▼▼▼

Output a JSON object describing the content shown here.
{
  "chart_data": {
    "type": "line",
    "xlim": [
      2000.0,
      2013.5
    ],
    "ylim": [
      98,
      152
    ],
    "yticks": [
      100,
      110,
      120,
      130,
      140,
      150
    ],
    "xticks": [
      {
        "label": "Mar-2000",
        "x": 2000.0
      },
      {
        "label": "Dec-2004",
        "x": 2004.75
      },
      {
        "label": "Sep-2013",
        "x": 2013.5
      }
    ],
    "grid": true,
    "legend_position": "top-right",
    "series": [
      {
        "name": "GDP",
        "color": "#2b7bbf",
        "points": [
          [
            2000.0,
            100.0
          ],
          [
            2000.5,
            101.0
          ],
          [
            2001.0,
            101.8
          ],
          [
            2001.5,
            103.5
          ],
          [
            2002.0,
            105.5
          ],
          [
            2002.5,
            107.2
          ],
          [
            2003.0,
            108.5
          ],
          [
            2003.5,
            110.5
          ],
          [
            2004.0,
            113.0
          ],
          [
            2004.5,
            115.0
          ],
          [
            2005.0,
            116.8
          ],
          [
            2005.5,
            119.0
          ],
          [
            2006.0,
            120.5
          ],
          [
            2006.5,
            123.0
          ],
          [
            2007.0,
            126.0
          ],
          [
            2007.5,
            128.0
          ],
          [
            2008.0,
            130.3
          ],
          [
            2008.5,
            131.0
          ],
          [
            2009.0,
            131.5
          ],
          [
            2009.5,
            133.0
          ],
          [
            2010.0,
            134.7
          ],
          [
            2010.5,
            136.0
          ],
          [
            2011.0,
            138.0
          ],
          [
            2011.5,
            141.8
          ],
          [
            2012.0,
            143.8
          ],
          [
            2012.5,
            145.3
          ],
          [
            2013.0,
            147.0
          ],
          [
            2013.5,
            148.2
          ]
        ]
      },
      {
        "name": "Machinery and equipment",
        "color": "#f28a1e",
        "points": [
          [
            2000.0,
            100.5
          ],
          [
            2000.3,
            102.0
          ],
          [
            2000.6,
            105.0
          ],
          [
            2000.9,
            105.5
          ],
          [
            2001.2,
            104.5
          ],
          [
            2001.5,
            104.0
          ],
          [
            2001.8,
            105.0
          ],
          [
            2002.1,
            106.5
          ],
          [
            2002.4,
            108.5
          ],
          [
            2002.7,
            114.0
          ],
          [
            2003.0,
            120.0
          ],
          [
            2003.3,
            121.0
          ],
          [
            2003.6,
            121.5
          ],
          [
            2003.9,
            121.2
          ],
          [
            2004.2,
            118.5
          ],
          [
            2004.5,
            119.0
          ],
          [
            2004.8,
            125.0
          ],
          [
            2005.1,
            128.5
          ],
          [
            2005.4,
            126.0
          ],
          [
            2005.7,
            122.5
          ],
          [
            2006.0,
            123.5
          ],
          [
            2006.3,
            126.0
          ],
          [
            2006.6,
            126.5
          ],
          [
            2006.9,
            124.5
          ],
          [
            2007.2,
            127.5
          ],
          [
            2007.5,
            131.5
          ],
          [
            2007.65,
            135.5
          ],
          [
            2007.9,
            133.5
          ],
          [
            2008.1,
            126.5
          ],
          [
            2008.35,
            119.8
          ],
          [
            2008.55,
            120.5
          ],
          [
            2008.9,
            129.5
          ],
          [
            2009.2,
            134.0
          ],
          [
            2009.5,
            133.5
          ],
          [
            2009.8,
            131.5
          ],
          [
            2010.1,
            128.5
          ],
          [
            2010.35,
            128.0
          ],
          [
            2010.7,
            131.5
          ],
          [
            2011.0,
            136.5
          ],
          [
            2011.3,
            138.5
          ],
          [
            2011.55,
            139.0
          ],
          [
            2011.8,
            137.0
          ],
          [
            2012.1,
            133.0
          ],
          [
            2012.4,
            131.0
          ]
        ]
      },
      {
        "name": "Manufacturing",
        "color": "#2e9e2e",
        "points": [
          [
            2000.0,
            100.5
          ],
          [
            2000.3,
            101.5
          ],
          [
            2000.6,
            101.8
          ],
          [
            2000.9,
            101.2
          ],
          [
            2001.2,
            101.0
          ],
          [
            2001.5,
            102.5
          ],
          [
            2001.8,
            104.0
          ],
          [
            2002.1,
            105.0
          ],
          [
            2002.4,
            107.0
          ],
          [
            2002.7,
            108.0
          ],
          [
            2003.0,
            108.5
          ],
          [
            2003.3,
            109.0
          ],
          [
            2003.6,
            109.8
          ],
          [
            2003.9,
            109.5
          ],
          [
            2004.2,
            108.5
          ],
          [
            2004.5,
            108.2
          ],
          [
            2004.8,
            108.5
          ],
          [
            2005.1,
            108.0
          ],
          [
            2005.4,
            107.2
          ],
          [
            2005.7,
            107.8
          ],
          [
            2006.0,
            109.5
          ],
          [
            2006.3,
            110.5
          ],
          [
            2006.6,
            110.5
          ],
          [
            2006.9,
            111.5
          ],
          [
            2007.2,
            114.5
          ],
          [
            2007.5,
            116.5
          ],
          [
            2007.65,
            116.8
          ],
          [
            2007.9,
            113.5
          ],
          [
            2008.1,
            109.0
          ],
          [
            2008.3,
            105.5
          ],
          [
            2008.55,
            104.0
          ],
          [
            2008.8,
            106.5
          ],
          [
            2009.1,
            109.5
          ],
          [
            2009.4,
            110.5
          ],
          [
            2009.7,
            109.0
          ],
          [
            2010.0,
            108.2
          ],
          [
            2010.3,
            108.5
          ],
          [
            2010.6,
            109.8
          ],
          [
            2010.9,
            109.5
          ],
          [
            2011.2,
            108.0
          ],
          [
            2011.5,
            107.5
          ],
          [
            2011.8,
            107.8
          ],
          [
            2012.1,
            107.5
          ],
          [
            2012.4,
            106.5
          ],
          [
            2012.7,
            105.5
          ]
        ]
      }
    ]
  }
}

▲▲▲

Task instructions: Please set down the whole listing above without altering a single line.

Solution:
Output a JSON object describing the content shown here.
{
  "chart_data": {
    "type": "line",
    "xlim": [
      2000.0,
      2013.5
    ],
    "ylim": [
      98,
      152
    ],
    "yticks": [
      100,
      110,
      120,
      130,
      140,
      150
    ],
    "xticks": [
      {
        "label": "Mar-2000",
        "x": 2000.0
      },
      {
        "label": "Dec-2004",
        "x": 2004.75
      },
      {
        "label": "Sep-2013",
        "x": 2013.5
      }
    ],
    "grid": true,
    "legend_position": "top-right",
    "series": [
      {
        "name": "GDP",
        "color": "#2b7bbf",
        "points": [
          [
            2000.0,
            100.0
          ],
          [
            2000.5,
            101.0
          ],
          [
            2001.0,
            101.8
          ],
          [
            2001.5,
            103.5
          ],
          [
            2002.0,
            105.5
          ],
          [
            2002.5,
            107.2
          ],
          [
            2003.0,
            108.5
          ],
          [
            2003.5,
            110.5
          ],
          [
            2004.0,
            113.0
          ],
          [
            2004.5,
            115.0
          ],
          [
            2005.0,
            116.8
          ],
          [
            2005.5,
            119.0
          ],
          [
            2006.0,
            120.5
          ],
          [
            2006.5,
            123.0
          ],
          [
            2007.0,
            126.0
          ],
          [
            2007.5,
            128.0
          ],
          [
            2008.0,
            130.3
          ],
          [
            2008.5,
            131.0
          ],
          [
            2009.0,
            131.5
          ],
          [
            2009.5,
            133.0
          ],
          [
            2010.0,
            134.7
          ],
          [
            2010.5,
            136.0
          ],
          [
            2011.0,
            138.0
          ],
          [
            2011.5,
            141.8
          ],
          [
            2012.0,
            143.8
          ],
          [
            2012.5,
            145.3
          ],
          [
            2013.0,
            147.0
          ],
          [
            2013.5,
            148.2
          ]
        ]
      },
      {
        "name": "Machinery and equipment",
        "color": "#f28a1e",
        "points": [
          [
            2000.0,
            100.5
          ],
          [
            2000.3,
            102.0
          ],
          [
            2000.6,
            105.0
          ],
          [
            2000.9,
            105.5
          ],
          [
            2001.2,
            104.5
          ],
          [
            2001.5,
            104.0
          ],
          [
            2001.8,
            105.0
          ],
          [
            2002.1,
            106.5
          ],
          [
            2002.4,
            108.5
          ],
          [
            2002.7,
            114.0
          ],
          [
            2003.0,
            120.0
          ],
          [
            2003.3,
            121.0
          ],
          [
            2003.6,
            121.5
          ],
          [
            2003.9,
            121.2
          ],
          [
            2004.2,
            118.5
          ],
          [
            2004.5,
            119.0
          ],
          [
            2004.8,
            125.0
          ],
          [
            2005.1,
            128.5
          ],
          [
            2005.4,
            126.0
          ],
          [
            2005.7,
            122.5
          ],
          [
            2006.0,
            123.5
          ],
          [
            2006.3,
            126.0
          ],
          [
            2006.6,
            126.5
          ],
          [
            2006.9,
            124.5
          ],
          [
            2007.2,
            127.5
          ],
          [
            2007.5,
            131.5
          ],
          [
            2007.65,
            135.5
          ],
          [
            2007.9,
            133.5
          ],
          [
            2008.1,
            126.5
          ],
          [
            2008.35,
            119.8
          ],
          [
            2008.55,
            120.5
          ],
          [
            2008.9,
            129.5
          ],
          [
            2009.2,
            134.0
          ],
          [
            2009.5,
            133.5
          ],
          [
            2009.8,
            131.5
          ],
          [
            2010.1,
            128.5
          ],
          [
            2010.35,
            128.0
          ],
          [
            2010.7,
            131.5
          ],
          [
            2011.0,
            136.5
          ],
          [
            2011.3,
            138.5
          ],
          [
            2011.55,
            139.0
          ],
          [
            2011.8,
            137.0
          ],
          [
            2012.1,
            133.0
          ],
          [
            2012.4,
            131.0
          ]
        ]
      },
      {
        "name": "Manufacturing",
        "color": "#2e9e2e",
        "points": [
          [
            2000.0,
            100.5
          ],
          [
            2000.3,
            101.5
          ],
          [
            2000.6,
            101.8
          ],
          [
            2000.9,
            101.2
          ],
          [
            2001.2,
            101.0
          ],
          [
            2001.5,
            102.5
          ],
          [
            2001.8,
            104.0
          ],
          [
            2002.1,
            105.0
          ],
          [
            2002.4,
            107.0
          ],
          [
            2002.7,
            108.0
          ],
          [
            2003.0,
            108.5
          ],
          [
            2003.3,
            109.0
          ],
          [
            2003.6,
            109.8
          ],
          [
            2003.9,
            109.5
          ],
          [
            2004.2,
            108.5
          ],
          [
            2004.5,
            108.2
          ],
          [
            2004.8,
            108.5
          ],
          [
            2005.1,
            108.0
          ],
          [
            2005.4,
            107.2
          ],
          [
            2005.7,
            107.8
          ],
          [
            2006.0,
            109.5
          ],
          [
            2006.3,
            110.5
          ],
          [
            2006.6,
            110.5
          ],
          [
            2006.9,
            111.5
          ],
          [
            2007.2,
            114.5
          ],
          [
            2007.5,
            116.5
          ],
          [
            2007.65,
            116.8
          ],
          [
            2007.9,
            113.5
          ],
          [
            2008.1,
            109.0
          ],
          [
            2008.3,
            105.5
          ],
          [
            2008.55,
            104.0
          ],
          [
            2008.8,
            106.5
          ],
          [
            2009.1,
            109.5
          ],
          [
            2009.4,
            110.5
          ],
          [
            2009.7,
            109.0
          ],
          [
            2010.0,
            108.2
          ],
          [
            2010.3,
            108.5
          ],
          [
            2010.6,
            109.8
          ],
          [
            2010.9,
            109.5
          ],
          [
            2011.2,
            108.0
          ],
          [
            2011.5,
            107.5
          ],
          [
            2011.8,
            107.8
          ],
          [
            2012.1,
            107.5
          ],
          [
            2012.4,
            106.5
          ],
          [
            2012.7,
            105.5
          ]
        ]
      }
    ]
  }
}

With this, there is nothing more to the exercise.